# [What the exercise asks]
Wherever "title" appears in a line, copy that line.

# [Extracted records]
>>>
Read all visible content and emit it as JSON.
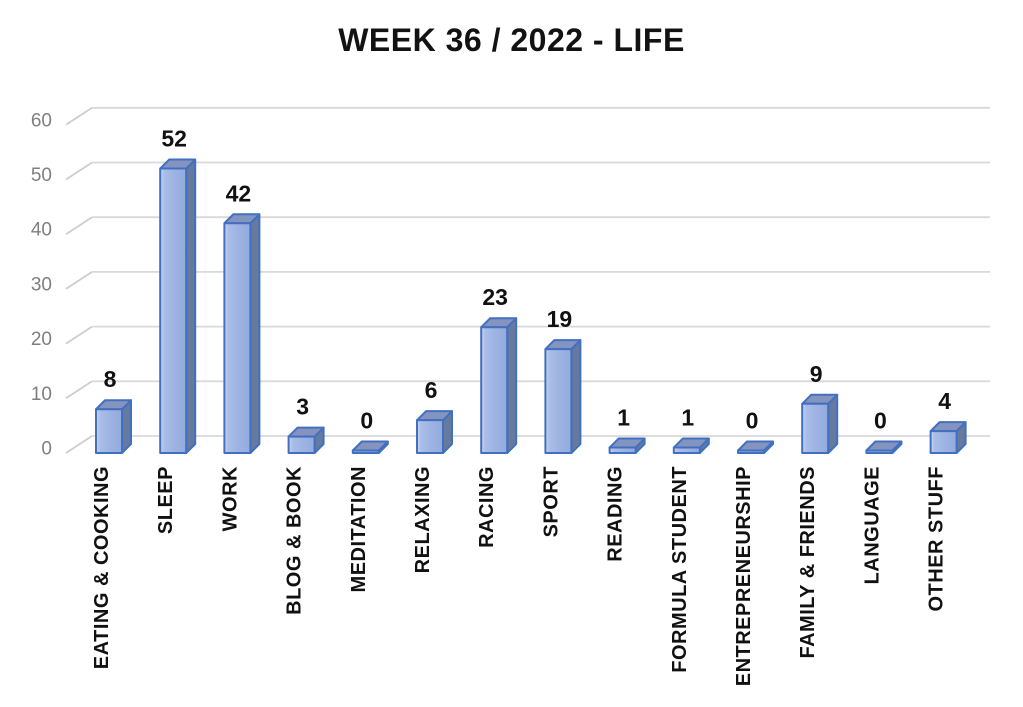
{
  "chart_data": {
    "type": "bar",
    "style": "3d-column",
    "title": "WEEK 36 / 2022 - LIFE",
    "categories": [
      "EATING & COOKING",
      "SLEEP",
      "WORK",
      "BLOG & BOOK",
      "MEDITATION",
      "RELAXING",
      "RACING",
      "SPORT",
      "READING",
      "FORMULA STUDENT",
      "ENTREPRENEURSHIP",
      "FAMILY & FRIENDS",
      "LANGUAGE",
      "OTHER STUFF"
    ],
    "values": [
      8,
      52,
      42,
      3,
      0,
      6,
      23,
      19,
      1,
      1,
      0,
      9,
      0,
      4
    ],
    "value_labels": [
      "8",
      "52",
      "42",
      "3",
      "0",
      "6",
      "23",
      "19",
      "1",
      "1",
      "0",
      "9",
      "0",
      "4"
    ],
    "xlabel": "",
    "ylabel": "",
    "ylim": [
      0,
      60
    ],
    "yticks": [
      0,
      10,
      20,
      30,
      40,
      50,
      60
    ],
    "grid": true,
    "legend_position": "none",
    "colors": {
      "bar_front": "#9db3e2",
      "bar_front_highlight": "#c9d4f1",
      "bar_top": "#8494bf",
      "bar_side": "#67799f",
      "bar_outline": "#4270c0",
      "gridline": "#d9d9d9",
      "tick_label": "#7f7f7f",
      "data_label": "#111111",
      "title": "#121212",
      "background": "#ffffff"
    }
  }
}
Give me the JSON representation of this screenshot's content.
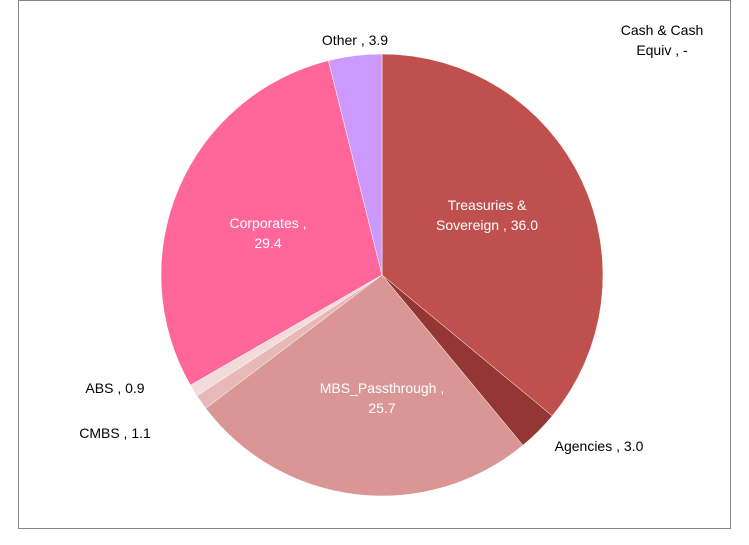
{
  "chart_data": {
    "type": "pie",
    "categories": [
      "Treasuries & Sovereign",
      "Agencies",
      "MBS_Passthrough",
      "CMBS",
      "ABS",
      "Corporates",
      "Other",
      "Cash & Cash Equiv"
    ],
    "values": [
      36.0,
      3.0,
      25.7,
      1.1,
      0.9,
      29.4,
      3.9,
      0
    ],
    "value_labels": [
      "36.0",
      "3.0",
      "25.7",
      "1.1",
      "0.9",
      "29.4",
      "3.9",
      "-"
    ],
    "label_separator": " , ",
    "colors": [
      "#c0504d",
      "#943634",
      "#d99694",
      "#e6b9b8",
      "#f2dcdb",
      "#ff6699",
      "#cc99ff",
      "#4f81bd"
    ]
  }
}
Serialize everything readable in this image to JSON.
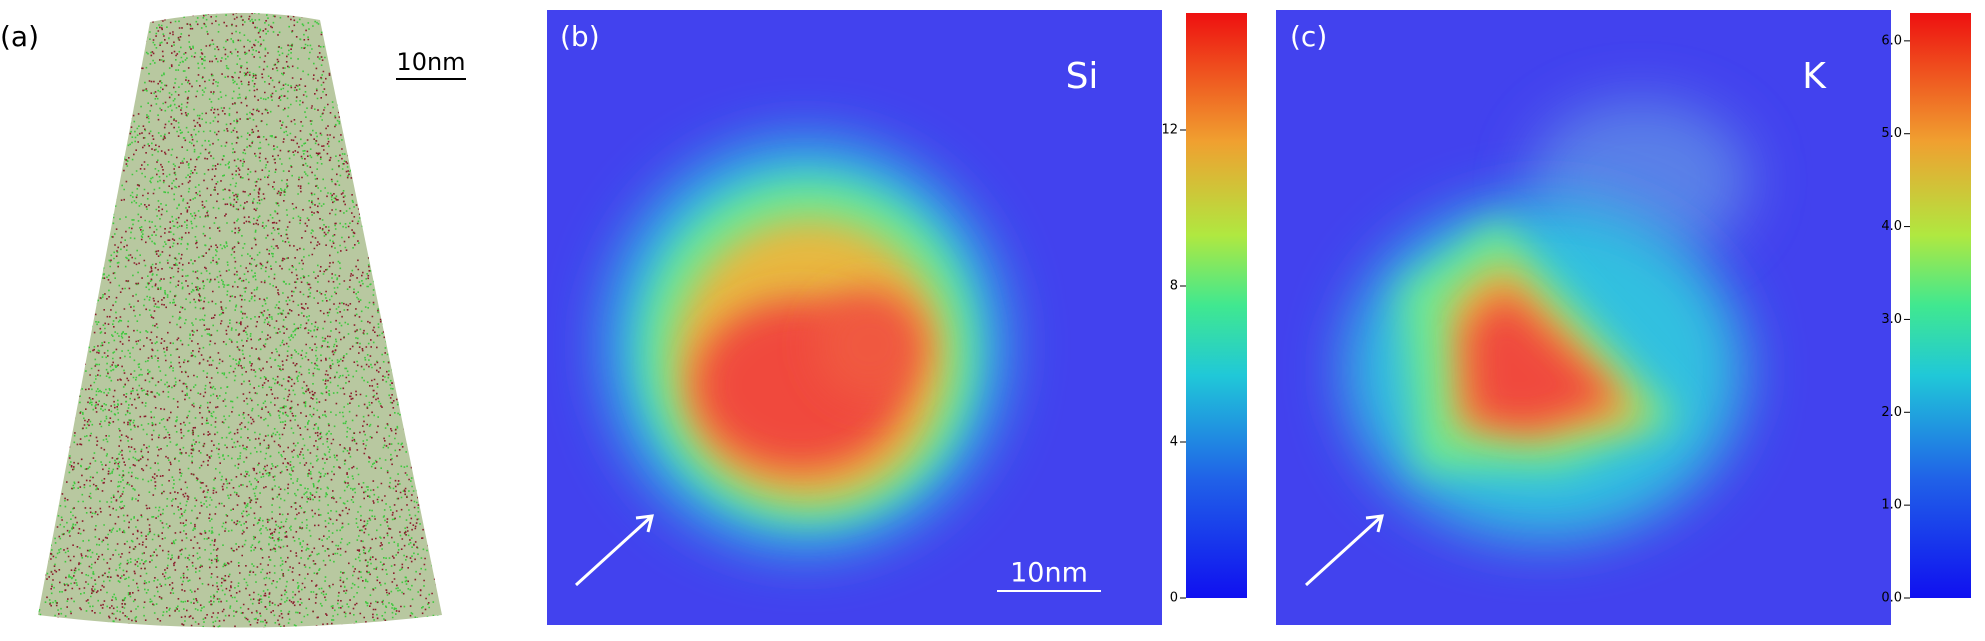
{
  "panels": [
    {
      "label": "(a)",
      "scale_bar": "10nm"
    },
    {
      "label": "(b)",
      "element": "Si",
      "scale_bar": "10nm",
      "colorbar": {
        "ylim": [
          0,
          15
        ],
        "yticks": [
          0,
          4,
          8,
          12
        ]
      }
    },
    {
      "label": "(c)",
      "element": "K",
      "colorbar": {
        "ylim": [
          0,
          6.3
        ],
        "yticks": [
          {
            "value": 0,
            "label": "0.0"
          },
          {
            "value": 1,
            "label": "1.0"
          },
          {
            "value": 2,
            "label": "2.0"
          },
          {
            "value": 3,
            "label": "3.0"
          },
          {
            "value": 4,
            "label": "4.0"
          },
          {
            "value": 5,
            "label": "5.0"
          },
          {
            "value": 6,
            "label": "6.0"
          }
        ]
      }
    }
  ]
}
<<<
# [Reply]
    "title": "WEEK 36 / 2022 - LIFE",
      "title": "#121212",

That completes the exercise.